* _Source passage_
Example: Using a Custom Parameter Mapper
Func<Order, IEnumerable<DatabaseParameter>> mapper = order => new[]
{
new DatabaseParameter("@p0", order.OrderId),
new DatabaseParameter("@p1", order.CustomerId),
new DatabaseParameter("@p2", order.Total),
new DatabaseParameter("@p3", order.Status)
};
var sinkNode = new SnowflakeSinkNode<Order>(
connectionString,
"ORDERS",
configuration: new SnowflakeConfiguration
{
WriteStrategy = SnowflakeWriteStrategy.PerRow,
UseTransaction = true,
Schema = "PUBLIC"
},
customMapper: mapper);
Configuration Reference
SnowflakeConfiguration
The SnowflakeConfiguration class provides comprehensive options for configuring Snowflake read and write operations.
Properties
| Property | Type | Default | Description |
|---|---|---|---|
ConnectionString | string | "" | Snowflake connection string. Not required when using a connection pool. |
Schema | string | "PUBLIC" | Default schema name for table operations. |
StreamResults | bool | true | Enables streaming of results to reduce memory usage for large result sets. |
FetchSize | int | 10,000 | Number of rows to fetch per round-trip when streaming. Larger values reduce round-trips but use more memory. |
WriteStrategy | SnowflakeWriteStrategy | Batch | Write strategy for sink operations (PerRow, Batch, StagedCopy). |
BatchSize | int | 1,000 | Target batch size for batch write operations. |
MaxBatchSize | int | 16,384 | Maximum batch size to prevent runaway buffers. BatchSize is clamped to this value. |
UseTransaction | bool | true | Wraps write operations in a transaction for atomicity (PerRow and Batch only). |
UseUpsert | bool | false | Enables MERGE-based upsert semantics. |
UpsertKeyColumns | string[]? | null | Columns that form the merge key for upsert. |
OnMergeAction | OnMergeAction | Update | Merge resolution action (Update, Ignore, or Delete). |
CommandTimeout | int | 300 | Command timeout in seconds (5 minutes default, suitable for Snowflake's compute provisioning). |
MaxRetryAttempts | int | 3 | Maximum number of retry attempts for transient failures. |
RetryDelay | TimeSpan | TimeSpan.FromSeconds(2) | Base delay between retry attempts (exponential backoff with jitter, 60s cap). |
MaxPoolSize | int | 10 | Maximum connection pool size. Conservative default since Snowflake connections are expensive. |
CaseInsensitiveMapping | bool | true | Enables case-insensitive column name mapping. Handles uppercase mismatch between C# PascalCase and Snowflake UPPER_CASE. |
ContinueOnError | bool | false | Continues processing when per-property mapping errors occur. |
QueryTag | string | "NPipeline" | Query tag for Snowflake observability (ALTER SESSION SET QUERY_TAG). |
StageName | string | "~" | Stage name for StagedCopy strategy (~ = user stage). |
StageFilePrefix | string | "npipeline_" | Prefix for staged files. |
FileFormat | string | "CSV" | File format for StagedCopy (CSV or PARQUET). |
CopyCompression | string | "GZIP" | Compression for StagedCopy (GZIP or SNAPPY). |
PurgeAfterCopy | bool | true | Remove staged files after COPY INTO completes. |
OnErrorAction | string | "ABORT_STATEMENT" | Error handling for COPY INTO. |
CheckpointTableName | string | "PIPELINE_CHECKPOINTS" | Table name for Snowflake-based checkpoint storage. |
SnowflakeWriteStrategy
Enum defining write strategies for the sink node.

* _Data entries_
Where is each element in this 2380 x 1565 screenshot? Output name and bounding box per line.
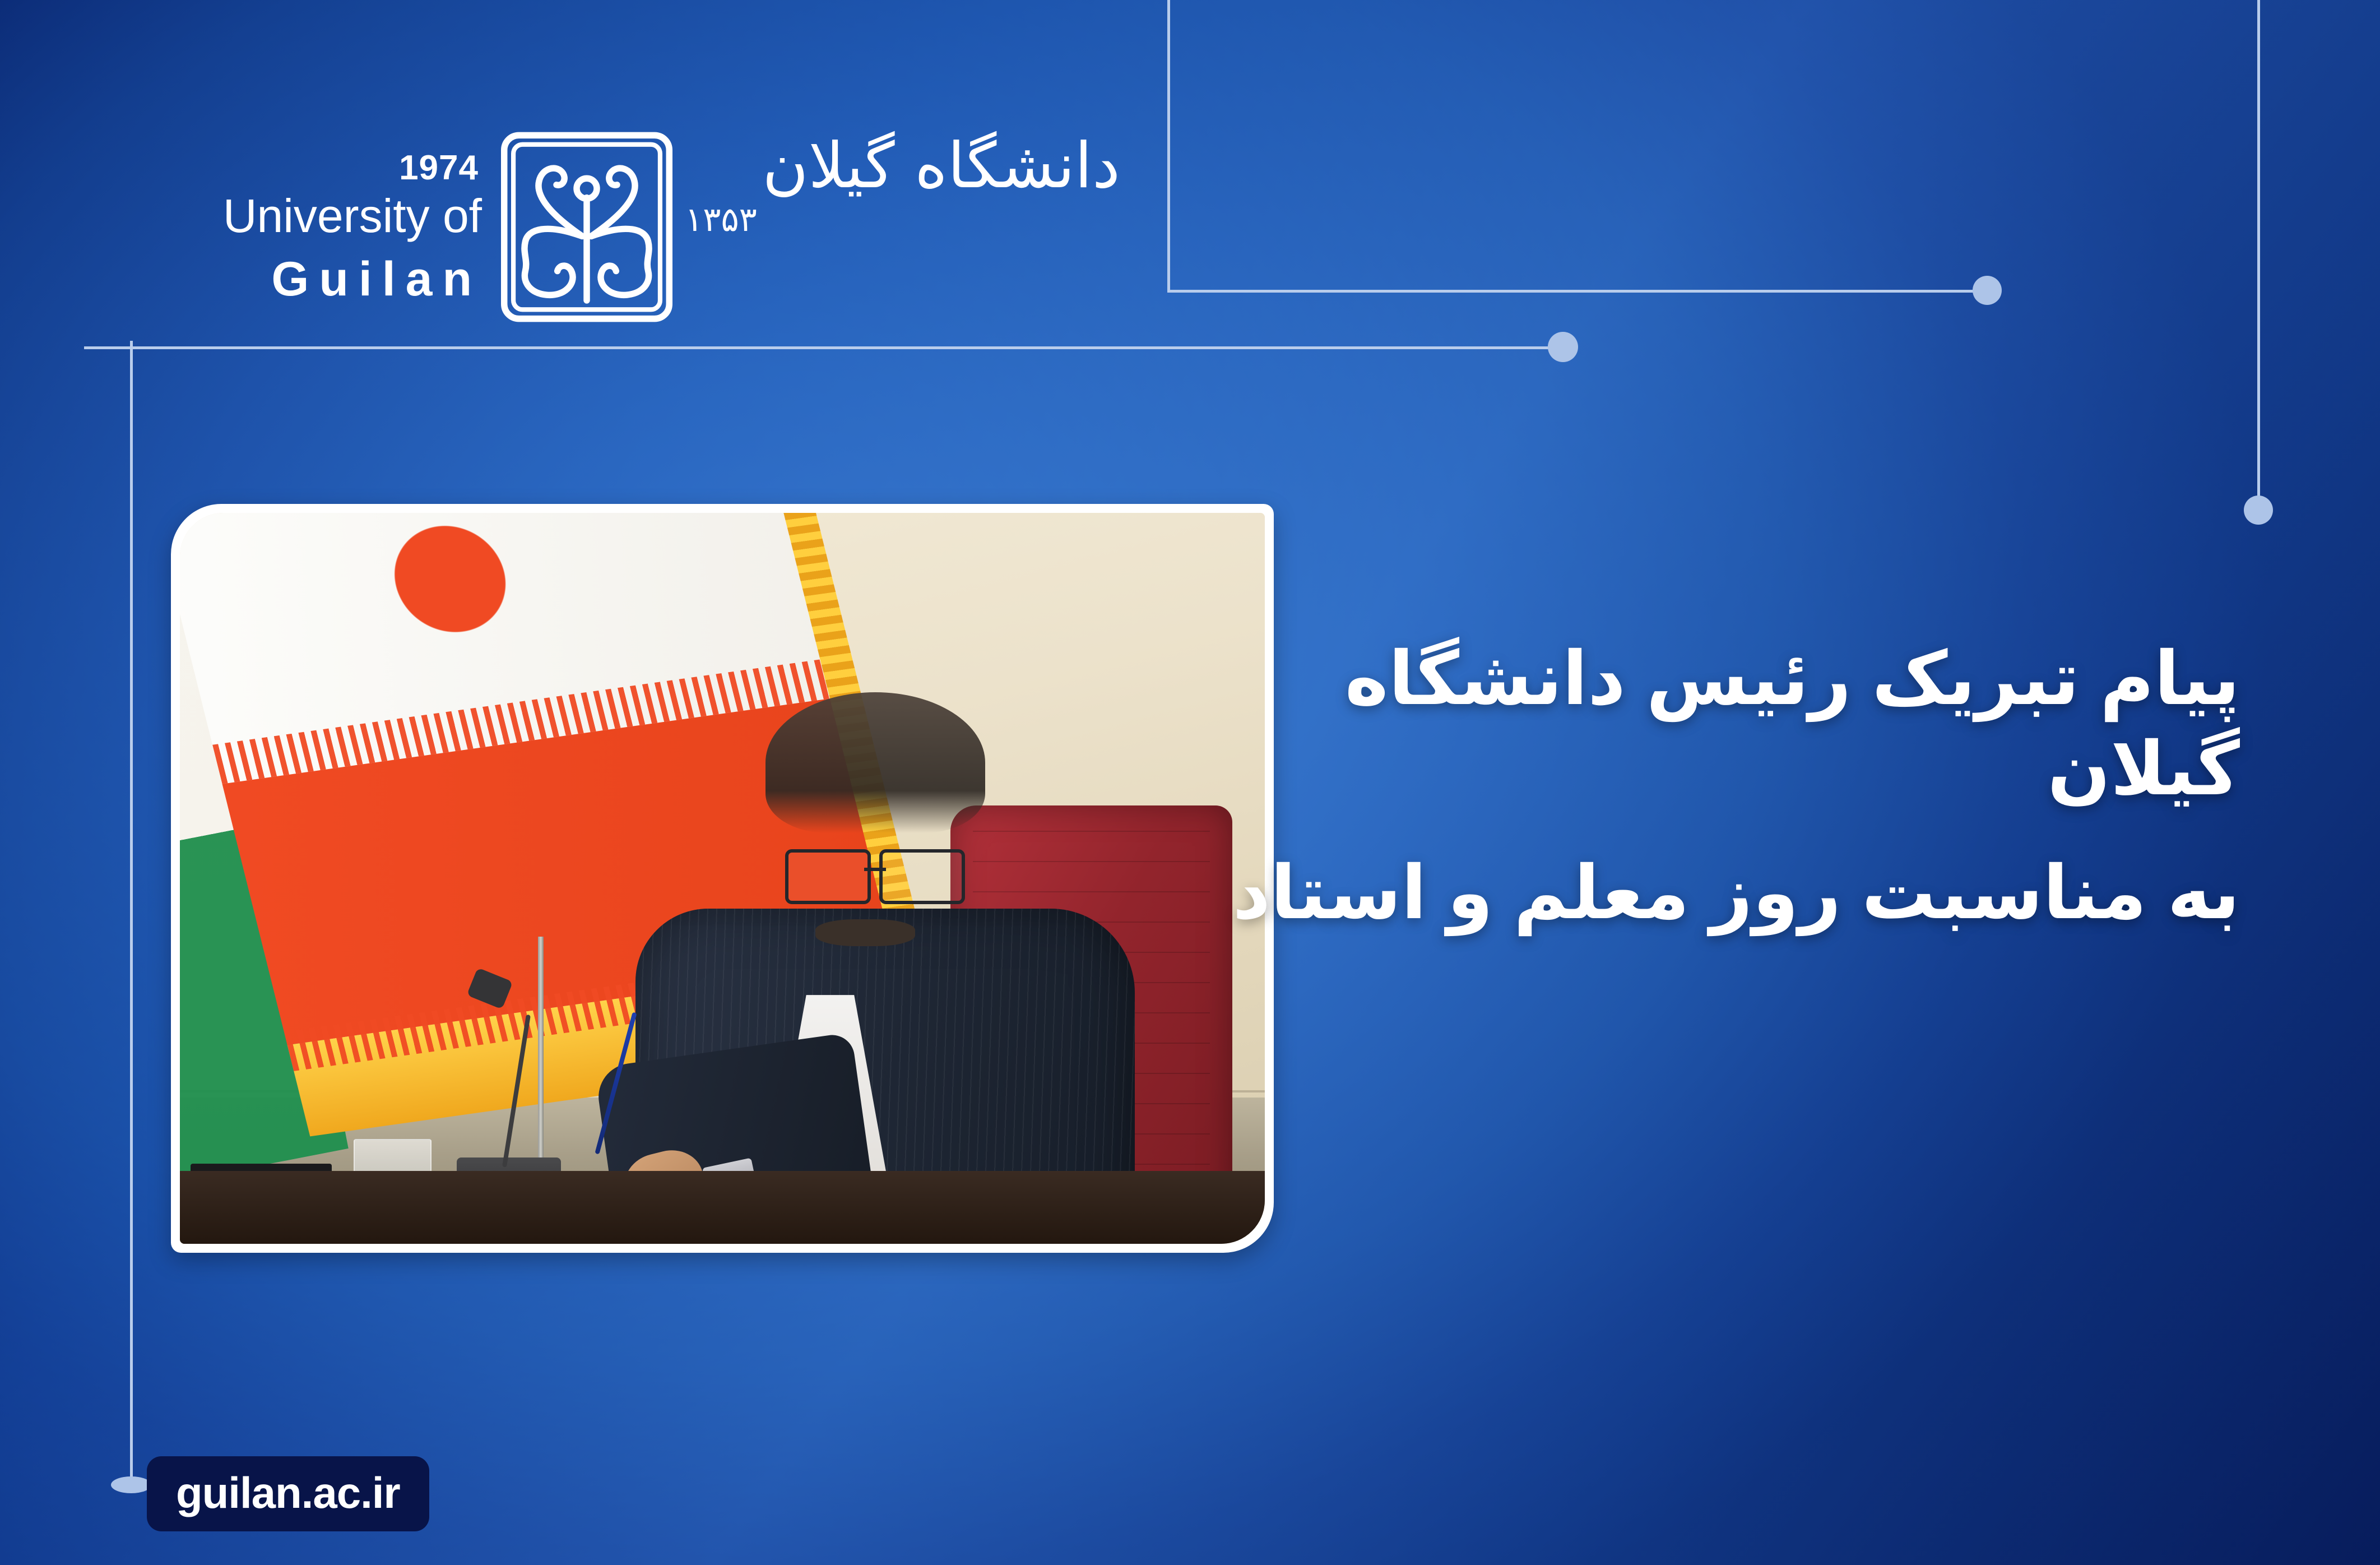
photo-desk — [180, 1171, 1265, 1244]
headline-line-1: پیام تبریک رئیس دانشگاه گیلان — [1214, 633, 2240, 814]
microphone-head — [466, 967, 513, 1010]
photo-person-hair — [766, 692, 985, 833]
logo-english-text: 1974 University of Guilan — [168, 151, 494, 303]
decor-line-right-vertical — [2257, 0, 2260, 507]
decor-dot-right — [2244, 496, 2273, 525]
photo-person — [635, 703, 1135, 1244]
decor-dot-left-vertical-end — [111, 1476, 151, 1493]
photo-person-glasses — [785, 849, 965, 898]
website-url-badge[interactable]: guilan.ac.ir — [147, 1456, 429, 1531]
logo-university-word: University of — [168, 192, 482, 239]
decor-dot-top-right — [1973, 276, 2002, 305]
glasses-bridge — [864, 868, 885, 871]
logo-guilan-word: Guilan — [168, 255, 482, 303]
decor-line-top-right-vertical — [1167, 0, 1170, 293]
poster-canvas: 1974 University of Guilan ۱۳۵۳ دانشگاه گ… — [0, 0, 2380, 1565]
glasses-right-lens — [879, 849, 965, 905]
headline-block: پیام تبریک رئیس دانشگاه گیلان به مناسبت … — [1214, 633, 2240, 938]
decor-line-left-horizontal — [84, 346, 1564, 349]
glasses-left-lens — [785, 849, 871, 905]
guilan-butterfly-emblem-icon — [494, 126, 679, 328]
decor-line-left-vertical — [130, 341, 133, 1491]
logo-university-name-fa: دانشگاه گیلان — [767, 132, 1120, 317]
university-logo: 1974 University of Guilan ۱۳۵۳ دانشگاه گ… — [168, 126, 1120, 328]
logo-persian-block: ۱۳۵۳ دانشگاه گیلان — [685, 137, 1120, 317]
microphone-neck — [502, 1015, 531, 1168]
headline-line-2: به مناسبت روز معلم و استاد — [1214, 848, 2240, 938]
logo-founding-year-fa: ۱۳۵۳ — [685, 200, 757, 239]
decor-line-top-right-horizontal — [1167, 290, 1985, 293]
logo-founding-year-en: 1974 — [168, 151, 482, 186]
president-photo-frame — [171, 504, 1274, 1253]
decor-dot-left-horizontal-end — [1548, 332, 1578, 362]
president-photo — [180, 513, 1265, 1244]
photo-person-moustache — [815, 919, 915, 946]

* _What you will do_
Pick up the Snowflake configuration reference where it stops and continue it. The records are separate from the Snowflake configuration reference and have no connection to it.

* _Result_
| Value | Description |
|---|---|
PerRow | Writes each row individually with a separate INSERT statement. Best for real-time processing and per-row error handling. |
Batch | Buffers multiple rows and issues a single multi-value INSERT statement. Best for moderate-volume operations and high throughput. |
StagedCopy | Uses Snowflake's PUT + COPY INTO for maximum throughput. Best for bulk loading large datasets (10K+ rows). |
OnMergeAction
Enum defining actions to take when a MERGE statement encounters a match.
| Value | Description |
|---|---|
Update | Updates non-key columns using values from the incoming row. Generates WHEN MATCHED THEN UPDATE SET .... |
Ignore | Leaves the existing row unchanged when a match is found. Omits the WHEN MATCHED clause entirely — only new rows are inserted. |
Delete | Removes the existing row when a match is found. Generates WHEN MATCHED THEN DELETE. |
Upsert Operations
The connector supports Snowflake's MERGE statement for upsert operations, allowing you to insert rows or update them if they already exist.
Basic Upsert Configuration
Enable upsert by setting UseUpsert = true and specifying the key columns:
var configuration = new SnowflakeConfiguration
{
UseUpsert = true,
UpsertKeyColumns = new[] { "CUSTOMER_ID" },
OnMergeAction = OnMergeAction.Update,
WriteStrategy = SnowflakeWriteStrategy.Batch,
Schema = "PUBLIC"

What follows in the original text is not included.